# REQUIREMENTS:
Only the lines from the line containing "Convert this screenshot" to the end of the entries should be repeated, exactly as they appear.

# SUPPLIED MATERIAL:
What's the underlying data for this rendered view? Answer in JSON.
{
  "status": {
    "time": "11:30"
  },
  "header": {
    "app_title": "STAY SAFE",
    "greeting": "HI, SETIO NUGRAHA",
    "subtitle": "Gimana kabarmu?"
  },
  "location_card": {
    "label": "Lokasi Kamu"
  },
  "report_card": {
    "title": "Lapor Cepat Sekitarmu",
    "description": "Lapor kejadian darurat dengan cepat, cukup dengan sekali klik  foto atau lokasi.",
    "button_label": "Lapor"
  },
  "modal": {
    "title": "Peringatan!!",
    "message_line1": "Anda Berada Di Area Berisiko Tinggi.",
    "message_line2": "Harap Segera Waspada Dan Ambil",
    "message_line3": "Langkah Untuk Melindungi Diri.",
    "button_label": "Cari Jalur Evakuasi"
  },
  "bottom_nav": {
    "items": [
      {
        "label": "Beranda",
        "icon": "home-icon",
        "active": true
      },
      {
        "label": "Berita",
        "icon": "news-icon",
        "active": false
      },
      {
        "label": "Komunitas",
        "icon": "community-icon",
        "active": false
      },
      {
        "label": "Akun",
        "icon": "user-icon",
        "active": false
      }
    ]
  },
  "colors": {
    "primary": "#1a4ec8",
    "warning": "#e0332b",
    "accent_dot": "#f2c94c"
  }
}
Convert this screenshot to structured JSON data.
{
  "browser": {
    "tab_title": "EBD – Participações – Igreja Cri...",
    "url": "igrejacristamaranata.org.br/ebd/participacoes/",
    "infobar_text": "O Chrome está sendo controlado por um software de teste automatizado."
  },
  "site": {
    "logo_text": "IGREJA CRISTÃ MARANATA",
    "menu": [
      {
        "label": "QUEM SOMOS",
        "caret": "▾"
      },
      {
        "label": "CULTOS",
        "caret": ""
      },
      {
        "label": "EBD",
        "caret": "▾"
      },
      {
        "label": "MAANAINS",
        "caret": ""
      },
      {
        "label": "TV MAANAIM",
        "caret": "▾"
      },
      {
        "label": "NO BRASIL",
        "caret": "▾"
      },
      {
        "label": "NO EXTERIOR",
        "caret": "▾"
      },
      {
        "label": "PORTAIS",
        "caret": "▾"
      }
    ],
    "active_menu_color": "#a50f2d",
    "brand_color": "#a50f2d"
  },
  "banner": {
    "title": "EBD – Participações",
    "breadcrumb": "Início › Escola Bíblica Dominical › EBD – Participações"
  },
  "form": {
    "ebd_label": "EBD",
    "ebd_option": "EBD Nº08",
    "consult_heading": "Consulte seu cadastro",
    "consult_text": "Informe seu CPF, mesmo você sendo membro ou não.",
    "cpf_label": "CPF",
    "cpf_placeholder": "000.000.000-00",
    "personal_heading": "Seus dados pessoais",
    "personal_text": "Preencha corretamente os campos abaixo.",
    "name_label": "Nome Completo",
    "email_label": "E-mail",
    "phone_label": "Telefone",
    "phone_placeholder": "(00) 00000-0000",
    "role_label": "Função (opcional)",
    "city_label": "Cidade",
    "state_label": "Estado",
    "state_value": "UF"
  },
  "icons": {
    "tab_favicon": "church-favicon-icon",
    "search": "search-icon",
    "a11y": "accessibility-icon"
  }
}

# SOLUTION FOR THIS TASK:
Convert this screenshot to structured JSON data.
{
  "browser": {
    "tab_title": "EBD – Participações – Igreja Cri...",
    "url": "igrejacristamaranata.org.br/ebd/participacoes/",
    "infobar_text": "O Chrome está sendo controlado por um software de teste automatizado."
  },
  "site": {
    "logo_text": "IGREJA CRISTÃ MARANATA",
    "menu": [
      {
        "label": "QUEM SOMOS",
        "caret": "▾"
      },
      {
        "label": "CULTOS",
        "caret": ""
      },
      {
        "label": "EBD",
        "caret": "▾"
      },
      {
        "label": "MAANAINS",
        "caret": ""
      },
      {
        "label": "TV MAANAIM",
        "caret": "▾"
      },
      {
        "label": "NO BRASIL",
        "caret": "▾"
      },
      {
        "label": "NO EXTERIOR",
        "caret": "▾"
      },
      {
        "label": "PORTAIS",
        "caret": "▾"
      }
    ],
    "active_menu_color": "#a50f2d",
    "brand_color": "#a50f2d"
  },
  "banner": {
    "title": "EBD – Participações",
    "breadcrumb": "Início › Escola Bíblica Dominical › EBD – Participações"
  },
  "form": {
    "ebd_label": "EBD",
    "ebd_option": "EBD Nº08",
    "consult_heading": "Consulte seu cadastro",
    "consult_text": "Informe seu CPF, mesmo você sendo membro ou não.",
    "cpf_label": "CPF",
    "cpf_placeholder": "000.000.000-00",
    "personal_heading": "Seus dados pessoais",
    "personal_text": "Preencha corretamente os campos abaixo.",
    "name_label": "Nome Completo",
    "email_label": "E-mail",
    "phone_label": "Telefone",
    "phone_placeholder": "(00) 00000-0000",
    "role_label": "Função (opcional)",
    "city_label": "Cidade",
    "state_label": "Estado",
    "state_value": "UF"
  },
  "icons": {
    "tab_favicon": "church-favicon-icon",
    "search": "search-icon",
    "a11y": "accessibility-icon"
  }
}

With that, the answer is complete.